Extract, from the records beneath this instruction, each line that contains the word "Проволока".
### DATA FOR PROCESSING
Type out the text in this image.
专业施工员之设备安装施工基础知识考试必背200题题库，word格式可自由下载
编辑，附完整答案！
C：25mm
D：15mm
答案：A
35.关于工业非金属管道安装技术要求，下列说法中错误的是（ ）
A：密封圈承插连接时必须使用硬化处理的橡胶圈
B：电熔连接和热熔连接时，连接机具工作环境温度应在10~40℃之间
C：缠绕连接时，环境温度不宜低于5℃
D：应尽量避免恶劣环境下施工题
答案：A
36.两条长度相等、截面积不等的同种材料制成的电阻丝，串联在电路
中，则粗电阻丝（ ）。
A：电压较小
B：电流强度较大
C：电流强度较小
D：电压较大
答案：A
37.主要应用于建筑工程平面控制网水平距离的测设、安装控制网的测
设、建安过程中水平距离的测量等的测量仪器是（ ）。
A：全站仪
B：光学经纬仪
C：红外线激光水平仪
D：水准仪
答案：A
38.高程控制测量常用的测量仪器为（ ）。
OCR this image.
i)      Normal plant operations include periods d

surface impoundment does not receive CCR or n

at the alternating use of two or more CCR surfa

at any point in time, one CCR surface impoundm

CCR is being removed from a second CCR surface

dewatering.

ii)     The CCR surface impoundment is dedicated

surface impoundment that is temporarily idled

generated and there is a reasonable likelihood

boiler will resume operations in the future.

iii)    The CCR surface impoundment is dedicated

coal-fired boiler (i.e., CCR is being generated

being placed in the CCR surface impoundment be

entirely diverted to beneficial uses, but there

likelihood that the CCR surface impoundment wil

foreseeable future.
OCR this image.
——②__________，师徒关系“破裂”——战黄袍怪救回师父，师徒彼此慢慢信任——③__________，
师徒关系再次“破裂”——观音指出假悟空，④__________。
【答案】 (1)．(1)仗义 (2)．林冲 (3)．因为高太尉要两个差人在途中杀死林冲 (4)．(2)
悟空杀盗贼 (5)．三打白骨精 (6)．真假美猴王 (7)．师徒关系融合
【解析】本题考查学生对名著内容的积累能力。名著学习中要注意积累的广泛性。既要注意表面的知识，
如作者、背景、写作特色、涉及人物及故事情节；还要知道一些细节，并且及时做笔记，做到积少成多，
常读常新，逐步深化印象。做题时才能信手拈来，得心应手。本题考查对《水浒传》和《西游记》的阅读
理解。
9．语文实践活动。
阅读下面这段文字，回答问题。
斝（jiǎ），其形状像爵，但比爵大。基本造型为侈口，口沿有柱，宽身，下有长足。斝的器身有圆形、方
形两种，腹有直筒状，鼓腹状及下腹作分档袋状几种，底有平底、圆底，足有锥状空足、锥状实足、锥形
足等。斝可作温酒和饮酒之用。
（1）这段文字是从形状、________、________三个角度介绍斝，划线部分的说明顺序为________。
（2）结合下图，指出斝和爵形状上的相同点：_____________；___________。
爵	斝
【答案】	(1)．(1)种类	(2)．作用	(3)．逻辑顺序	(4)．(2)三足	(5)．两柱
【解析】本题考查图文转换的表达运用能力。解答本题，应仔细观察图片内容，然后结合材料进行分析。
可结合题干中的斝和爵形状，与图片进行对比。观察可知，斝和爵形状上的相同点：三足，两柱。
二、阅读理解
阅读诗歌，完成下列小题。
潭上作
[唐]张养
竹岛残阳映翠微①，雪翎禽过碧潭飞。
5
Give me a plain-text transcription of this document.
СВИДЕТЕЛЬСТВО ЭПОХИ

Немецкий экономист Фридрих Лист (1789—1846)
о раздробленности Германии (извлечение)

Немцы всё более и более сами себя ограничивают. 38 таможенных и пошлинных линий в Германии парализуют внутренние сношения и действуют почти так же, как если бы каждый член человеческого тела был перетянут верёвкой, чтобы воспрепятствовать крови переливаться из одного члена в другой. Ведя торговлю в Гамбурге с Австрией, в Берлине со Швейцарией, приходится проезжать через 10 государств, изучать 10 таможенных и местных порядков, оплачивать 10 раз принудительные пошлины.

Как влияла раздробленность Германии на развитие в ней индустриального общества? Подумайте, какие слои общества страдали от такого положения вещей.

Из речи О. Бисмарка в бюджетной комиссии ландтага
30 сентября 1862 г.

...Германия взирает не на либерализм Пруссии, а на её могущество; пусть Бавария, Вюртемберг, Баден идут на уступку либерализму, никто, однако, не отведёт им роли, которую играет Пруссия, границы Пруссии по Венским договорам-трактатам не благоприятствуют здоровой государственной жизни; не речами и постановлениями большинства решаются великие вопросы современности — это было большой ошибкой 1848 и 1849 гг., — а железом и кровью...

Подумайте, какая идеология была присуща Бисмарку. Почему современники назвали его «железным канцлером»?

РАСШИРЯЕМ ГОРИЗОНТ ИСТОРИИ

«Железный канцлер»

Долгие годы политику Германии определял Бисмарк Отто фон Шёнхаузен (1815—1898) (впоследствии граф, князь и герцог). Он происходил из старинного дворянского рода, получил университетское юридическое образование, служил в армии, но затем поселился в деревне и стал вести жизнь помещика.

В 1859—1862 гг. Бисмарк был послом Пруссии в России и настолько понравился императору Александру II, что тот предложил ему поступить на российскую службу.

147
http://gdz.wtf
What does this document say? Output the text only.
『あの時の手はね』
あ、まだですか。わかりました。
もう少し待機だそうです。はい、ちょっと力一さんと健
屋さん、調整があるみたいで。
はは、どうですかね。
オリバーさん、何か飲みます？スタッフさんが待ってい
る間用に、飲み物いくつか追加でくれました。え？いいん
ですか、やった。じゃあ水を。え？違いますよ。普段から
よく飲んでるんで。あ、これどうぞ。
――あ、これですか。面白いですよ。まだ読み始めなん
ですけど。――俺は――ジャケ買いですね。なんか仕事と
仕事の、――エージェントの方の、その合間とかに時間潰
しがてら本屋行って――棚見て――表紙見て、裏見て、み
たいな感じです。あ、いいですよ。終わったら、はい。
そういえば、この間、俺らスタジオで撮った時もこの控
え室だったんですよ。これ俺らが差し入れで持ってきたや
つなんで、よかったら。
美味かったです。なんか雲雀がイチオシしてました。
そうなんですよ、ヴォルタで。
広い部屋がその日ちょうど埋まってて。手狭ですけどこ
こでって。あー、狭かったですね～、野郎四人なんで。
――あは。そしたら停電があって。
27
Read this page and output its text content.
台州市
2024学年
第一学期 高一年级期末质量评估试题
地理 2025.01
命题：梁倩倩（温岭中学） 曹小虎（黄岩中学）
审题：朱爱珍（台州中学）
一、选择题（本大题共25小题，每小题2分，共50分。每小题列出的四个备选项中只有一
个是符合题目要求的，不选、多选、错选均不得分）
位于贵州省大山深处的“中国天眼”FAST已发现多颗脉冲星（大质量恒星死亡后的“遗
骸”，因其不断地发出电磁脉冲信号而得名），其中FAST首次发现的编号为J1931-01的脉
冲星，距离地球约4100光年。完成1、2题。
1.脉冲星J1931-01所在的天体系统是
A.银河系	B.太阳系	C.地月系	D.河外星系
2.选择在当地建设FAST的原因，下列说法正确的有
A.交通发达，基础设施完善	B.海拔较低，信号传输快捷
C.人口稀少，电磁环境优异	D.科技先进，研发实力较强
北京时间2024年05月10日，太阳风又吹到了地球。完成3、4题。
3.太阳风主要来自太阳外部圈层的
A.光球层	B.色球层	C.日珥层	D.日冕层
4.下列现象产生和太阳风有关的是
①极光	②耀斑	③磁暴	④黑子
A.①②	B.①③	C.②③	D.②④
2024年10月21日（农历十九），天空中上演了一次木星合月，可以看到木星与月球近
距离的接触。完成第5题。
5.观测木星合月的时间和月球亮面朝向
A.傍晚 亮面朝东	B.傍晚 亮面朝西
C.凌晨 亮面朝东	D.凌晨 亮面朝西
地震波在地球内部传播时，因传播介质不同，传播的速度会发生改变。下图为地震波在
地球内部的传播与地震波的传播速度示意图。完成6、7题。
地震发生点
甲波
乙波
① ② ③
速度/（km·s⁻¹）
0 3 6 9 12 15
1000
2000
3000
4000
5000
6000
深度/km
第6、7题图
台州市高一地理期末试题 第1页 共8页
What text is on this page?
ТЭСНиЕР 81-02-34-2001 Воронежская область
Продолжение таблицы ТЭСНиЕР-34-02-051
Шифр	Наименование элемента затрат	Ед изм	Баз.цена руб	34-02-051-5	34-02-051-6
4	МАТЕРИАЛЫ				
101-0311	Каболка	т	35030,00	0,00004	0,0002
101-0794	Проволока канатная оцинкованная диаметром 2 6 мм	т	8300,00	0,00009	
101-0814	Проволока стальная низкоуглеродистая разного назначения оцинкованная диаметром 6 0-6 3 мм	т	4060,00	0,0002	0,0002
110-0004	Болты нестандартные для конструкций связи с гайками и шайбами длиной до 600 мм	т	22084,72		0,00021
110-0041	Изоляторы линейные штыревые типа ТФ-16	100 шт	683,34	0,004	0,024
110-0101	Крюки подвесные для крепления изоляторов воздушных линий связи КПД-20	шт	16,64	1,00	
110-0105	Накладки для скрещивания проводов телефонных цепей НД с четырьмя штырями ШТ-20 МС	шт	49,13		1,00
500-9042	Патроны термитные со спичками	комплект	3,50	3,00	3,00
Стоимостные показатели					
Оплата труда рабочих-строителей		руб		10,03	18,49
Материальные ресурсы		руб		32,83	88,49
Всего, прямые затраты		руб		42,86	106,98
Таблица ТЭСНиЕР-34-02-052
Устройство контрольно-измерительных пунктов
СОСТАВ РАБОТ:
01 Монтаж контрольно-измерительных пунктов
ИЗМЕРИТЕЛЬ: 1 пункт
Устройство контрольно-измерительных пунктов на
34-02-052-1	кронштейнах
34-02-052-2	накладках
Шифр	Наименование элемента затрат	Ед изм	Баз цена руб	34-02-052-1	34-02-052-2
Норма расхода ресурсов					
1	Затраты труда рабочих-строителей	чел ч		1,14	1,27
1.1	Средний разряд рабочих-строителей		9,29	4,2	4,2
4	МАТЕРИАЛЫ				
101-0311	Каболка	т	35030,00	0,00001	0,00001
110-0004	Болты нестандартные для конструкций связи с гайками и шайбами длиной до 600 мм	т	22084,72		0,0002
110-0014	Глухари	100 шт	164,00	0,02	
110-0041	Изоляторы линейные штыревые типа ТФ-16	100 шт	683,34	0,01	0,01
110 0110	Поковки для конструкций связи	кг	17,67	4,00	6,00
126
######
FULL OUTPUT:
101-0794	Проволока канатная оцинкованная диаметром 2 6 мм	т	8300,00	0,00009	
101-0814	Проволока стальная низкоуглеродистая разного назначения оцинкованная диаметром 6 0-6 3 мм	т	4060,00	0,0002	0,0002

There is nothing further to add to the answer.